--- Start of Material provided ---

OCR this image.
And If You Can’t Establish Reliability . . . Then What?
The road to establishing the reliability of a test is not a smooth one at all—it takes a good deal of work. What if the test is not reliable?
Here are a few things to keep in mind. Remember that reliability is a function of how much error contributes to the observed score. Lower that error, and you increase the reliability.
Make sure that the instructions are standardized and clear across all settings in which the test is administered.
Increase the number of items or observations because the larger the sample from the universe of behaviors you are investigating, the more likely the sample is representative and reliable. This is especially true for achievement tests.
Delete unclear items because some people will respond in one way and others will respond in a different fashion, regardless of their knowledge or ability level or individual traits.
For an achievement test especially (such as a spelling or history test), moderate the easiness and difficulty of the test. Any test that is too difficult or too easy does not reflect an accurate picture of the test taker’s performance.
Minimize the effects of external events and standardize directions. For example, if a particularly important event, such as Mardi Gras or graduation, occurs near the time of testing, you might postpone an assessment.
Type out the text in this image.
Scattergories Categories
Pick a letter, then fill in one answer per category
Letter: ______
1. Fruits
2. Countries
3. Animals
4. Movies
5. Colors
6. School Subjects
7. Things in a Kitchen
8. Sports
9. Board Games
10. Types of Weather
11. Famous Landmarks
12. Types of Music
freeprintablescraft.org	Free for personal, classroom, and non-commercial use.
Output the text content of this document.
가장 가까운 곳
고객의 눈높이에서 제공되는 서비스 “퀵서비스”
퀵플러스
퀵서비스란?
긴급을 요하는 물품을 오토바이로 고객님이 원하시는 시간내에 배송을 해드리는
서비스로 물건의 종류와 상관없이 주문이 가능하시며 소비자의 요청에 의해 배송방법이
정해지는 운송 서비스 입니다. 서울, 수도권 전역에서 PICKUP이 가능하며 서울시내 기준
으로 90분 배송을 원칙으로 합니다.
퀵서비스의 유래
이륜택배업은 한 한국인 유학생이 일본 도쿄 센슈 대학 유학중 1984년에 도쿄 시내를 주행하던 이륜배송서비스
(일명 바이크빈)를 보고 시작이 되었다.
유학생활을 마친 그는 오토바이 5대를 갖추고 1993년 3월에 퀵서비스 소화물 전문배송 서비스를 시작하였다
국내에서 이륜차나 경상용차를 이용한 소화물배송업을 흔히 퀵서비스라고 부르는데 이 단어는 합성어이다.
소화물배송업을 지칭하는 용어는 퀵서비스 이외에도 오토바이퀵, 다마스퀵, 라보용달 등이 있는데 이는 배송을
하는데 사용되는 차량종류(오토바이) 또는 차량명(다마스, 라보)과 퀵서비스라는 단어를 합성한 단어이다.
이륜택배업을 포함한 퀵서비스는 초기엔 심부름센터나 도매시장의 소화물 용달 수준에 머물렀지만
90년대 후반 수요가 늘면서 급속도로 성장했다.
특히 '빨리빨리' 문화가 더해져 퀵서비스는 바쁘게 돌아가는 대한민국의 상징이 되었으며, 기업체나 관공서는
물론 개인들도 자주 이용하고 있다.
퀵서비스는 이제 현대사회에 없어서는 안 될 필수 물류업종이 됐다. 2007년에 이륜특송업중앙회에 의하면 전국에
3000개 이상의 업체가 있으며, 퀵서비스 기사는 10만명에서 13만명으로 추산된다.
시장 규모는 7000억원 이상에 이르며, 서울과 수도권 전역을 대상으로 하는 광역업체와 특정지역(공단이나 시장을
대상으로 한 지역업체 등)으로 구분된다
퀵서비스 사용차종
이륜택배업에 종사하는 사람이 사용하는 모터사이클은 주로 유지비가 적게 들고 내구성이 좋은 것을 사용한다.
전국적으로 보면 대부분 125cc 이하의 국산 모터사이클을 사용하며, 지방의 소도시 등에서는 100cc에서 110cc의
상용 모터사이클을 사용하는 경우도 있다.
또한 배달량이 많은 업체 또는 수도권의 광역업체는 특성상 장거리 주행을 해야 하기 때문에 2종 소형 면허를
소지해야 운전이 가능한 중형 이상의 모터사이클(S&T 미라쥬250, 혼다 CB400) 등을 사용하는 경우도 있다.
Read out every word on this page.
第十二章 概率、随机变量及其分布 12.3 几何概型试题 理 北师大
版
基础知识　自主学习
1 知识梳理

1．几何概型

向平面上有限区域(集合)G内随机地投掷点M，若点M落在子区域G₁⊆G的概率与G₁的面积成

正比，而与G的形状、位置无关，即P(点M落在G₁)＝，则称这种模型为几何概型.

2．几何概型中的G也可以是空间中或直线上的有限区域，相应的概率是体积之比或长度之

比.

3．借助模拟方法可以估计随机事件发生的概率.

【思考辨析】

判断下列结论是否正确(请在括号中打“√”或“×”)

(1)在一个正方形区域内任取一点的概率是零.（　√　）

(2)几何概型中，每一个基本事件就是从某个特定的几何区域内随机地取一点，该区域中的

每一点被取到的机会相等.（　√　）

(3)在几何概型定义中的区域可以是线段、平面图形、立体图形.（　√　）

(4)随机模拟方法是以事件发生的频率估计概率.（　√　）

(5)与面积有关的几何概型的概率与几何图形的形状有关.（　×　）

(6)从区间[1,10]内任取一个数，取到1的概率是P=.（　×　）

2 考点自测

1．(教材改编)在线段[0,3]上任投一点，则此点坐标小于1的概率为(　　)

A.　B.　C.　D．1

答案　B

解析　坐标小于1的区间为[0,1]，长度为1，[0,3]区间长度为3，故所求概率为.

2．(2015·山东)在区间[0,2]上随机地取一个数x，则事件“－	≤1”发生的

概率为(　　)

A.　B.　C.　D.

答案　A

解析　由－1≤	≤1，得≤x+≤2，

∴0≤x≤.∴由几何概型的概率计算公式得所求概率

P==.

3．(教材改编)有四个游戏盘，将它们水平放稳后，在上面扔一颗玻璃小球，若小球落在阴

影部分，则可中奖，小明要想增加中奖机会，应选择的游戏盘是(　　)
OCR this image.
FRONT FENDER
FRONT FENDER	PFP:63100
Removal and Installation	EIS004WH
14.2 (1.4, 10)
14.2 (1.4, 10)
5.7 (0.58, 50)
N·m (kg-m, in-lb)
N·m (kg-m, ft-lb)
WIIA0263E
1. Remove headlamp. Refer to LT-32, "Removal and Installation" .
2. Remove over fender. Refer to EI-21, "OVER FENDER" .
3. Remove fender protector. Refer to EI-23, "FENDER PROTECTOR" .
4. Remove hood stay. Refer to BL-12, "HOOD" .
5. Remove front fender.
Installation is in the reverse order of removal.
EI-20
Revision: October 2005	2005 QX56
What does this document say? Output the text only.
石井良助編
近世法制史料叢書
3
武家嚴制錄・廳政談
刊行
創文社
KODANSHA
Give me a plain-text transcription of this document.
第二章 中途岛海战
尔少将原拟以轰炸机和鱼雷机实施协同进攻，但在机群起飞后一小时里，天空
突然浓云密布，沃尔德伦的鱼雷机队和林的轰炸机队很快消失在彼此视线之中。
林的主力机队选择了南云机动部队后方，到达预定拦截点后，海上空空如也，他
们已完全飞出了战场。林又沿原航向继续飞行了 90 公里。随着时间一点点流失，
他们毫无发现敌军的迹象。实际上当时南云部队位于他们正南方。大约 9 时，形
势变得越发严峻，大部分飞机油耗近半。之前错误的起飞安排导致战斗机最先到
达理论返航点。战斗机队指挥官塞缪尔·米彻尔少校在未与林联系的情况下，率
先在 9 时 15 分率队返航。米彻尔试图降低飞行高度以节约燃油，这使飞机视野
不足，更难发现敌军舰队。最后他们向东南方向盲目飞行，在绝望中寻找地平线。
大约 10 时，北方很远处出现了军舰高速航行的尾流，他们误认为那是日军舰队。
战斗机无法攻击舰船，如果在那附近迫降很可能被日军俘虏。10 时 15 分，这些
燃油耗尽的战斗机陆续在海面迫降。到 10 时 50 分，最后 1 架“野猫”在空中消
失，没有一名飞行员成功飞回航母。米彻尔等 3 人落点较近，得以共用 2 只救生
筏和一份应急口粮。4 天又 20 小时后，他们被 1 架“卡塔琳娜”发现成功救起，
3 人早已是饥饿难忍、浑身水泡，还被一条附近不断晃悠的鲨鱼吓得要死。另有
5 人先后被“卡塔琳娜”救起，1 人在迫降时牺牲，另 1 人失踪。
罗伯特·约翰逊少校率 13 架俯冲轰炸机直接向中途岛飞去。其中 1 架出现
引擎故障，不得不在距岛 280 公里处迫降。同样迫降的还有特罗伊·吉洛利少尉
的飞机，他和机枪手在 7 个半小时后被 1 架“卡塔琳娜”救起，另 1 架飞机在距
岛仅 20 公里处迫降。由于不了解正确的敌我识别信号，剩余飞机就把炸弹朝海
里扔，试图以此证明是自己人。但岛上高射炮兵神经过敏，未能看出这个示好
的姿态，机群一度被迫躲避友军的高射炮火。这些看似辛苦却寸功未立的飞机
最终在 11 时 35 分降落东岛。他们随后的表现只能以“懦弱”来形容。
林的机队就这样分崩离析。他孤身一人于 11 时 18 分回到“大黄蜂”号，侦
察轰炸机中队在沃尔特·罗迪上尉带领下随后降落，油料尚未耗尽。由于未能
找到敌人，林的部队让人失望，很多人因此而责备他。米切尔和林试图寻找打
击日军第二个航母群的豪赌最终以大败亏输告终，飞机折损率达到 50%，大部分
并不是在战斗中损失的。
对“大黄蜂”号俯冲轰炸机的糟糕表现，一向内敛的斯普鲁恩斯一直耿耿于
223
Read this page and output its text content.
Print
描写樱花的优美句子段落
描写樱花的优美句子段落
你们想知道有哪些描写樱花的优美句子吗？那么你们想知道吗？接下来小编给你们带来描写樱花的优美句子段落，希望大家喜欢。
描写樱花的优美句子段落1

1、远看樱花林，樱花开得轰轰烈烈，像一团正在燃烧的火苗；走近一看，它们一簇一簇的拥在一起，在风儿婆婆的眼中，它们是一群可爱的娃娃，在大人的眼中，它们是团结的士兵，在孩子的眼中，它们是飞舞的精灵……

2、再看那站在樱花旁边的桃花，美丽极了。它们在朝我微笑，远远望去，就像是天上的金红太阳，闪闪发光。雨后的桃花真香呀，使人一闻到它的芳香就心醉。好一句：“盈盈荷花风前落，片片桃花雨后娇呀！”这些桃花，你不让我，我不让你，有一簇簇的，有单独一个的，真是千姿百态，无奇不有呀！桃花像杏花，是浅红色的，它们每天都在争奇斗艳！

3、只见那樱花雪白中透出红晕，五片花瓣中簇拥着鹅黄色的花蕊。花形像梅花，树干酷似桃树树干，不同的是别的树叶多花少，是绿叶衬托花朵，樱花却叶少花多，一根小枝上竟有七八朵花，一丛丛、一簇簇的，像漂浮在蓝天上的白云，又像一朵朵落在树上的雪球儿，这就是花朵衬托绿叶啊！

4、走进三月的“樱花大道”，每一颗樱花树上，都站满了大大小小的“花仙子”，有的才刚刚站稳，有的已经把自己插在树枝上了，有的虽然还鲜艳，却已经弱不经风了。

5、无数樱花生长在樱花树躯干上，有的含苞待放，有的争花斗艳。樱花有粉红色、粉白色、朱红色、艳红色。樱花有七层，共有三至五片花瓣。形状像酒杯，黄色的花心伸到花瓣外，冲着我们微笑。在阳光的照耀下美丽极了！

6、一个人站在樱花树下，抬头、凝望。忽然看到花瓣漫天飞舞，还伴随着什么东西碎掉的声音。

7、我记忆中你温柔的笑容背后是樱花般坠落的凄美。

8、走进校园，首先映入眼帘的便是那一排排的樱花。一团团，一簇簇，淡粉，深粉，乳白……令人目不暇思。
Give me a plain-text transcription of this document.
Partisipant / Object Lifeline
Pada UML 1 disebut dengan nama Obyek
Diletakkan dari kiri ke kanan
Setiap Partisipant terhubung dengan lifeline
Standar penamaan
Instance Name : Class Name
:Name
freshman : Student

--- End of Material provided ---

- Task details: Output nothing but the number of lines in the data containing the string "that".

- The output: 3